(What to produce)
Read the exercise instructions below and decide whether each statement agrees with them. For each, answer yes or no and quote the words that decide it.
(a) In the twisting exercise, turning to the right, back to center, and then to the left counts as a single repetition.
(b) In the barbell squat, you should lower until your knees bend past 90 degrees.
(c) In the dumbbell exercise, the shoulders should power the lift off the floor.

(Extracted text)
╔══
It’s a popular exercise among athletes since it helps with twisting movements and allows you to quickly change direction.
How to Perform:
- Sit on your sit bones as you lift your feet from the floor, keeping your knees bent.
- Elongate and straighten your spine at a 45-degree angle from the floor, creating a V shape with your torso and thighs.
- Reach your arms straight out in front, interlacing your fingers or clasping your hands together.
- Use your abdominals to twist to the right, then back to center, and then to the left.
- This is 1 repetition. Do 2 to 3 sets of 8 to 16 repetitions.
A more intense version of squats, requiring more work from the largest muscles in the body, the glutes.
How to do It:
- Stand with feet hip- or shoulder-width apart.
- Place the barbell just above the shoulders on the trapezius muscles (i.e., the ‘meaty’ part of the shoulders).
- Bend the knees and lower into a squat. Stop when your knees are at 90-degree angles or before you lose the natural arch of your back.
- Contract the glutes and legs while stabilizing your body with a strong torso.
- Slowly stand back up without locking the knees and repeat for 1-3 sets of 10-16 repetitions.
- Take care when doing this exercise for the first time. Start with a light weight you can easily handle and practice getting your form perfect before moving on to heavier barbells.
A valuable addition to your training routine that can help build explosive full body power and strength.
How to Perform:
- Place a dumbbell on the floor between your feet. Position your feet slightly wider than shoulder-distance apart.
- Roll your shoulders back and downward, pulling your shoulder blades down toward the center of your spine (think: “proud chest”). Press your hips back while keeping a long spine—your head spine and pelvis should maintain alignment as you hinge at the hips. Bend your knees as needed so that you can reach the dumbbell. Your chest and shoulders should be level with the floor and remain facing forward.
- Grasp the dumbbell with one hand, breathe into your belly, and engage your core. Keep your shoulders driving down and back and lock in your long spine position. Allow your free arm to hang at your side.
- Powerfully extend your knees, hips, and ankles, drawing the dumbbell up off the floor and close to your body as you come up. The movement should be powered by your lower body, not your shoulders. Your feet may or may not rise off the floor for a moment.
- Shrug the shoulder that’s holding the weight, driving your elbow up high and backward. The dumbbell should travel in a straight line up in front of you. Think about pulling your whole body under the weight as it rises.
- When it reaches its highest point (above shoulder level), turn your elbow under the dumbbell. Catch the weight overhead with arm extended as it continues upward.
- Finish in a quarter-squat position, which will allow you to decelerate safely. Then extend your legs to stand tall. Carefully lower the dumbbell back to the floor as you squat back down to set up for the next rep.
- Perform 2–3 sets of 3–5 reps.
Bianca further adds “These are just exercises that I feel make me feel more fluid afterwards, and they involve my entire body.”
╚══
(Source information)
╔══
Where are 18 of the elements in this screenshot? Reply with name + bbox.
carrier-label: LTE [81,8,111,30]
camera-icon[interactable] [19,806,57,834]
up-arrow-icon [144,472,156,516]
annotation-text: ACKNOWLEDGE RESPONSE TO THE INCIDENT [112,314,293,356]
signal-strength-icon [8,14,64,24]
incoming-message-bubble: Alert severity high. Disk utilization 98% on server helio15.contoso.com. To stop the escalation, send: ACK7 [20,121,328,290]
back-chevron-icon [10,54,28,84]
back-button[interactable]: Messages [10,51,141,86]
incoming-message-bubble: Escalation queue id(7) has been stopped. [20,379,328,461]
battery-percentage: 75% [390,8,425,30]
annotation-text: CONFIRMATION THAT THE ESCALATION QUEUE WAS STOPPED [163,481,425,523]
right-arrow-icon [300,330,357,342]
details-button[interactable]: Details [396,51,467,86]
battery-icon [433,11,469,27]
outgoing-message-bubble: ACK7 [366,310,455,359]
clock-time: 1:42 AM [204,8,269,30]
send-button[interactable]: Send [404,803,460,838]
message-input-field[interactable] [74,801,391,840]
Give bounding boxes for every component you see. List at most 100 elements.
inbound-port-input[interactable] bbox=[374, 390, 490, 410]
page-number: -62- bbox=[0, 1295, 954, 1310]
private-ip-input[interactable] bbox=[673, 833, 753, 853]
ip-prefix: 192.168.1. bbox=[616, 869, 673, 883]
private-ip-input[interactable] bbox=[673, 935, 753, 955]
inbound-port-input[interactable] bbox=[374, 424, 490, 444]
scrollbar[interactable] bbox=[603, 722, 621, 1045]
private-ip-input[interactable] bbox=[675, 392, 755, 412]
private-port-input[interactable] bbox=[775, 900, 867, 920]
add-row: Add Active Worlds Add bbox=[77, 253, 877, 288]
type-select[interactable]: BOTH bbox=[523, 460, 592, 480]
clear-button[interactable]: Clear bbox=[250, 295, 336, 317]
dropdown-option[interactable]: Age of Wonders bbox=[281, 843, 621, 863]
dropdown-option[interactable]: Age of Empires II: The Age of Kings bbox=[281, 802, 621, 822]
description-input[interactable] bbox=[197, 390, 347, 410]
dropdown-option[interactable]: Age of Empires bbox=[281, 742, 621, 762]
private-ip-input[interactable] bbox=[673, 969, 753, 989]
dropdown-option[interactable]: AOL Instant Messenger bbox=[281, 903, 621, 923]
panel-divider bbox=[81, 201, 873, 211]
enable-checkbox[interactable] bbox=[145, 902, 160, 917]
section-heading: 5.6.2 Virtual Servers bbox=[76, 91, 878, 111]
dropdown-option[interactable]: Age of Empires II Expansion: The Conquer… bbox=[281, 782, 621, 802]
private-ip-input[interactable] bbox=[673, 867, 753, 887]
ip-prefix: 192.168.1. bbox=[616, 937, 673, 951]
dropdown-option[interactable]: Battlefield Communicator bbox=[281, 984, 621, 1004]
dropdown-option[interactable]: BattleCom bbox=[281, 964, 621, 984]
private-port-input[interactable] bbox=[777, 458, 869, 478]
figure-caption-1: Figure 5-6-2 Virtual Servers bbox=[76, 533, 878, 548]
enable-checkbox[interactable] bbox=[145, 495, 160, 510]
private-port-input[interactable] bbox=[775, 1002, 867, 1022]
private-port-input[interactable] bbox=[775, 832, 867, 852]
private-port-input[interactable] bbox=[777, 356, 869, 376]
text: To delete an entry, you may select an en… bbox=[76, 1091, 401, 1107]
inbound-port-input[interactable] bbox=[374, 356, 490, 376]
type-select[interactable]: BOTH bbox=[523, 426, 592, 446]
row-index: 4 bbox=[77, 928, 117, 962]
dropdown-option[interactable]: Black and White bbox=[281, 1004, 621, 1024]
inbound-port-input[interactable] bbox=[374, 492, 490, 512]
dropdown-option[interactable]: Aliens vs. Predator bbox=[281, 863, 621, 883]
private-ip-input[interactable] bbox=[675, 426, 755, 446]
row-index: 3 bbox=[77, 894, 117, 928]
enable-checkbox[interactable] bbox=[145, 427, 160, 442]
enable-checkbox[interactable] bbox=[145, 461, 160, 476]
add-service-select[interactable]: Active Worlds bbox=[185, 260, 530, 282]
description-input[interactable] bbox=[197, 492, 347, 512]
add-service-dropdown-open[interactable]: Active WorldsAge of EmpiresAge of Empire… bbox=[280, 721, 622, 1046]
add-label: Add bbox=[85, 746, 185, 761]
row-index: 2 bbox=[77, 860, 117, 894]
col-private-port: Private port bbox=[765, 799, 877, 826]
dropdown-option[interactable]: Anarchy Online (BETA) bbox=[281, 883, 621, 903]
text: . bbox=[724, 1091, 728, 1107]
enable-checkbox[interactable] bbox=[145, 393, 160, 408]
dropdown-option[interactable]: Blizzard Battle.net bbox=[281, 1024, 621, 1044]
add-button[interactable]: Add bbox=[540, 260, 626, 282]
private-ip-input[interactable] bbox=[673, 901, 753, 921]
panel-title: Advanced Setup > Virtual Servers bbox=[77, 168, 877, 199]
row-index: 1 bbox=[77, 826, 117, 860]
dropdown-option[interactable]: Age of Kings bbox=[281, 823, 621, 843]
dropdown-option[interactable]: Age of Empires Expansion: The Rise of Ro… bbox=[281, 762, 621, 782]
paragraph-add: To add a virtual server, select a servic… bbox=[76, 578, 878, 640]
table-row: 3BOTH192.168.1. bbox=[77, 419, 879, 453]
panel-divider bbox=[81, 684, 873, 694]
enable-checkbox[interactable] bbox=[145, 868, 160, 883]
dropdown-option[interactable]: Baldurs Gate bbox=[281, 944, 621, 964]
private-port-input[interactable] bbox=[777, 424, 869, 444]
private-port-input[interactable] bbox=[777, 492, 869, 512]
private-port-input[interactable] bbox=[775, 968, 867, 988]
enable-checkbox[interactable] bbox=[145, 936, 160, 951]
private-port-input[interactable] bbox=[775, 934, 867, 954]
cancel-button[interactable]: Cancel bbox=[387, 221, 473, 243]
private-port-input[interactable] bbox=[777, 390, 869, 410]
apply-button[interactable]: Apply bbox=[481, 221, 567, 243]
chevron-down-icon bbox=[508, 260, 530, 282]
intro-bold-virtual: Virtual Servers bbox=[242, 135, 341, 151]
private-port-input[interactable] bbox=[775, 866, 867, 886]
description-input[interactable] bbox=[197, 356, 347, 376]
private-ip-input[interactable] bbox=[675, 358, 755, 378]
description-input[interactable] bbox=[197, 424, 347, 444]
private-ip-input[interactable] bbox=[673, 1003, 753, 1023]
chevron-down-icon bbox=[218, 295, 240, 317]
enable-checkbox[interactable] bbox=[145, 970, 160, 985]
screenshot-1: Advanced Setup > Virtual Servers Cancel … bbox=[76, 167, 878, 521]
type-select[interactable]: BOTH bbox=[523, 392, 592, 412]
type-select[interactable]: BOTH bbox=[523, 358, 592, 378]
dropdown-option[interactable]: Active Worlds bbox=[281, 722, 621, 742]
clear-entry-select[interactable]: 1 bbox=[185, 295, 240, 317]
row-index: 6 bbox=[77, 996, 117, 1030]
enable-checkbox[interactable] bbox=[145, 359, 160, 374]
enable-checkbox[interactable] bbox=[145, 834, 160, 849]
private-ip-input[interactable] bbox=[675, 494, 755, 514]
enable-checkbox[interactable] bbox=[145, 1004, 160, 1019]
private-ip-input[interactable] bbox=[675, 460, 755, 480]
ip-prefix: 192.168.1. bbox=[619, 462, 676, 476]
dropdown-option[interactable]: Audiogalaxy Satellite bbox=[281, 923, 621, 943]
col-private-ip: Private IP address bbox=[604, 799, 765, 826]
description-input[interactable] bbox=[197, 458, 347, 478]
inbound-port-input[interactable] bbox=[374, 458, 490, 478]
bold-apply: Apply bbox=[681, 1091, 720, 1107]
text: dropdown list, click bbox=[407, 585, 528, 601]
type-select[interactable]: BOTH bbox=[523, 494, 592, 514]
╚══
(Output for this task)
(a) Yes: "This is 1 repetition."
(b) No: "Stop when your knees are at 90-degree angles or before you lose the natural arch of your back."
(c) No: "The movement should be powered by your lower body, not your shoulders."